## What you have to do
Count every line of the listing where the string "pointer" occurs, and reply with the count alone.

***

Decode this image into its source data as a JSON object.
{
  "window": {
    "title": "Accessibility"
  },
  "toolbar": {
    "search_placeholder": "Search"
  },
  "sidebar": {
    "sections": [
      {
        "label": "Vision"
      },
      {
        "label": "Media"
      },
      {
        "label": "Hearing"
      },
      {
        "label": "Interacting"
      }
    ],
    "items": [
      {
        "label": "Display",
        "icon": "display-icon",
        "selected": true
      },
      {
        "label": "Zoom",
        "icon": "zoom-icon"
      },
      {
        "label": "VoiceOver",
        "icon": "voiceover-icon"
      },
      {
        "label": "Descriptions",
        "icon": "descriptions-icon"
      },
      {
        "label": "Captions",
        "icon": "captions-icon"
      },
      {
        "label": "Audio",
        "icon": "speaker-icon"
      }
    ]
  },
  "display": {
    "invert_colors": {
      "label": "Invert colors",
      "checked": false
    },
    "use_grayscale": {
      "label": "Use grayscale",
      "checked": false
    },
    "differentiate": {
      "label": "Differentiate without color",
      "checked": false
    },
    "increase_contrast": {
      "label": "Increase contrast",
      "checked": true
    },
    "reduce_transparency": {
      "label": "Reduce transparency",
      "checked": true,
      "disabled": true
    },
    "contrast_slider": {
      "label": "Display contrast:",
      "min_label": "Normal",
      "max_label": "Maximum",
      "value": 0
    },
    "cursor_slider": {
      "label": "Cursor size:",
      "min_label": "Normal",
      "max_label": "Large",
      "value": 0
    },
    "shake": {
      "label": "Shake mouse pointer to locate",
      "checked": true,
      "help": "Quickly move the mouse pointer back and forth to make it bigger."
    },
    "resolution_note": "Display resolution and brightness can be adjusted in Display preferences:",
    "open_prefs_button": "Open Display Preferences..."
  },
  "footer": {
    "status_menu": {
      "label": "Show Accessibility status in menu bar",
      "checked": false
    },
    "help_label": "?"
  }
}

***

## Result of this exercise
2